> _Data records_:

>>>>

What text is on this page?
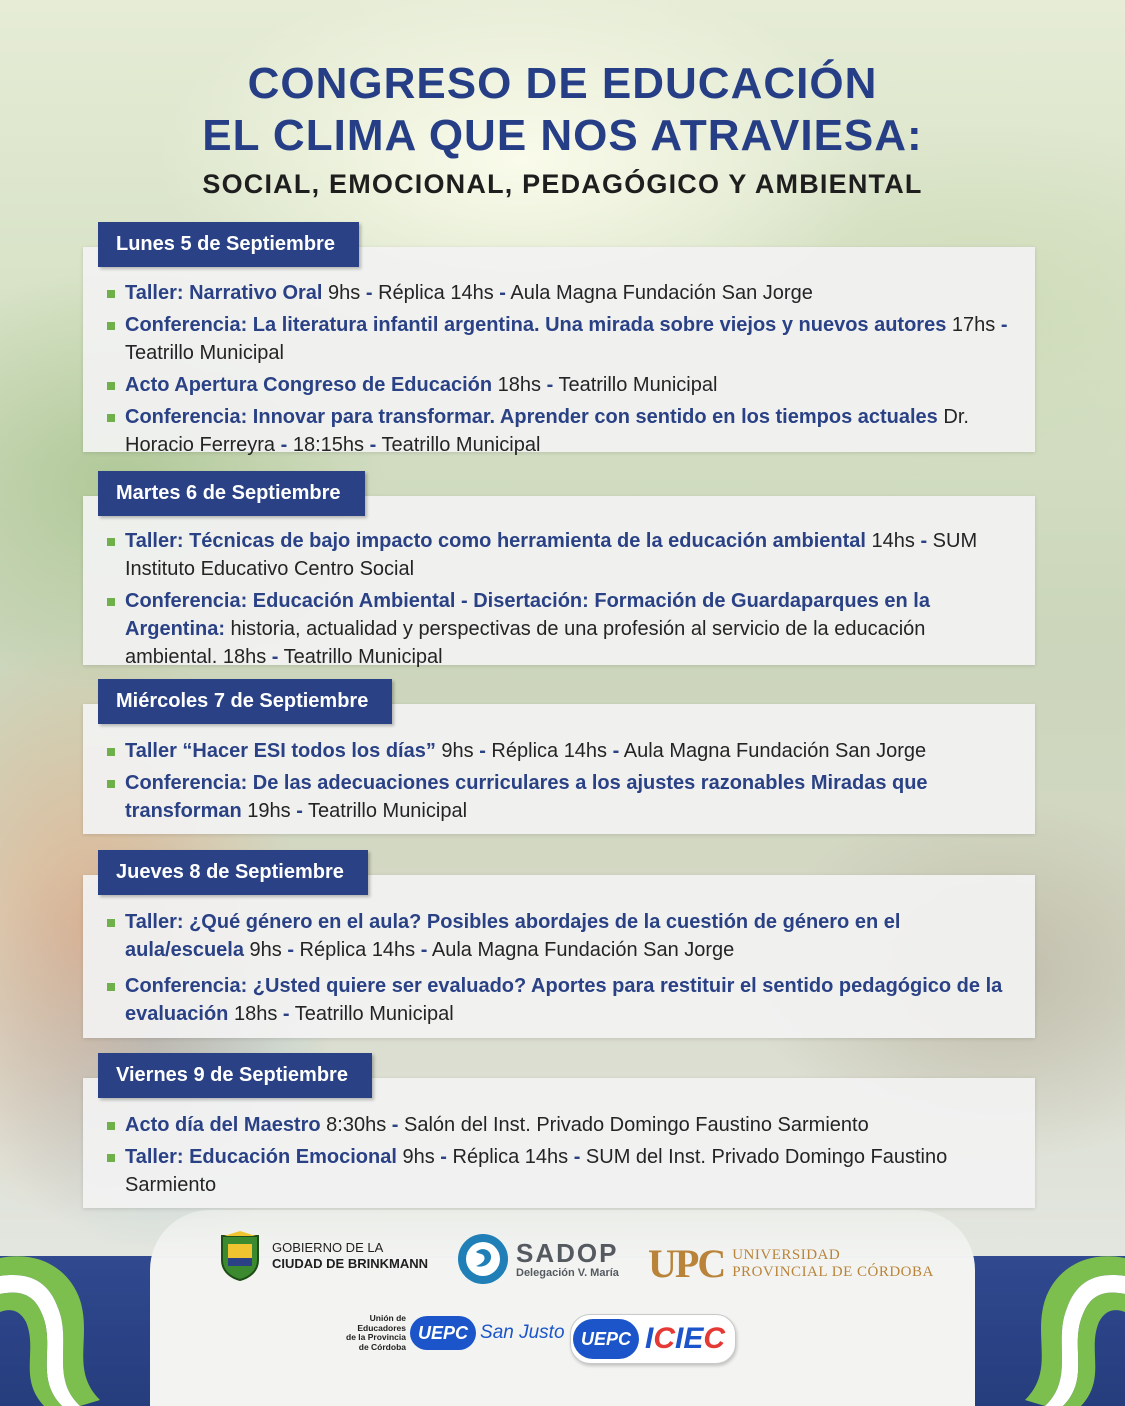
CONGRESO DE EDUCACIÓN
EL CLIMA QUE NOS ATRAVIESA:
SOCIAL, EMOCIONAL, PEDAGÓGICO Y AMBIENTAL
Lunes 5 de Septiembre
Taller: Narrativo Oral 9hs - Réplica 14hs - Aula Magna Fundación San Jorge
Conferencia: La literatura infantil argentina. Una mirada sobre viejos y nuevos autores 17hs - Teatrillo Municipal
Acto Apertura Congreso de Educación 18hs - Teatrillo Municipal
Conferencia: Innovar para transformar. Aprender con sentido en los tiempos actuales Dr. Horacio Ferreyra - 18:15hs - Teatrillo Municipal
Martes 6 de Septiembre
Taller: Técnicas de bajo impacto como herramienta de la educación ambiental 14hs - SUM Instituto Educativo Centro Social
Conferencia: Educación Ambiental - Disertación: Formación de Guardaparques en la Argentina: historia, actualidad y perspectivas de una profesión al servicio de la educación ambiental. 18hs - Teatrillo Municipal
Miércoles 7 de Septiembre
Taller “Hacer ESI todos los días” 9hs - Réplica 14hs - Aula Magna Fundación San Jorge
Conferencia: De las adecuaciones curriculares a los ajustes razonables Miradas que transforman 19hs - Teatrillo Municipal
Jueves 8 de Septiembre
Taller: ¿Qué género en el aula? Posibles abordajes de la cuestión de género en el aula/escuela 9hs - Réplica 14hs - Aula Magna Fundación San Jorge
Conferencia: ¿Usted quiere ser evaluado? Aportes para restituir el sentido pedagógico de la evaluación 18hs - Teatrillo Municipal
Viernes 9 de Septiembre
Acto día del Maestro 8:30hs - Salón del Inst. Privado Domingo Faustino Sarmiento
Taller: Educación Emocional 9hs - Réplica 14hs - SUM del Inst. Privado Domingo Faustino Sarmiento
GOBIERNO DE LA
CIUDAD DE BRINKMANN	SADOP
Delegación V. María UPC UNIVERSIDAD
PROVINCIAL DE CÓRDOBA
Unión de
Educadores
de la Provincia
de Córdoba
UEPC San Justo UEPC ICIEC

<<<<

> _Exercise_: Give the count of lines in the data shown above that contain "Fundación", and nothing else.

> _Result of the task_: 3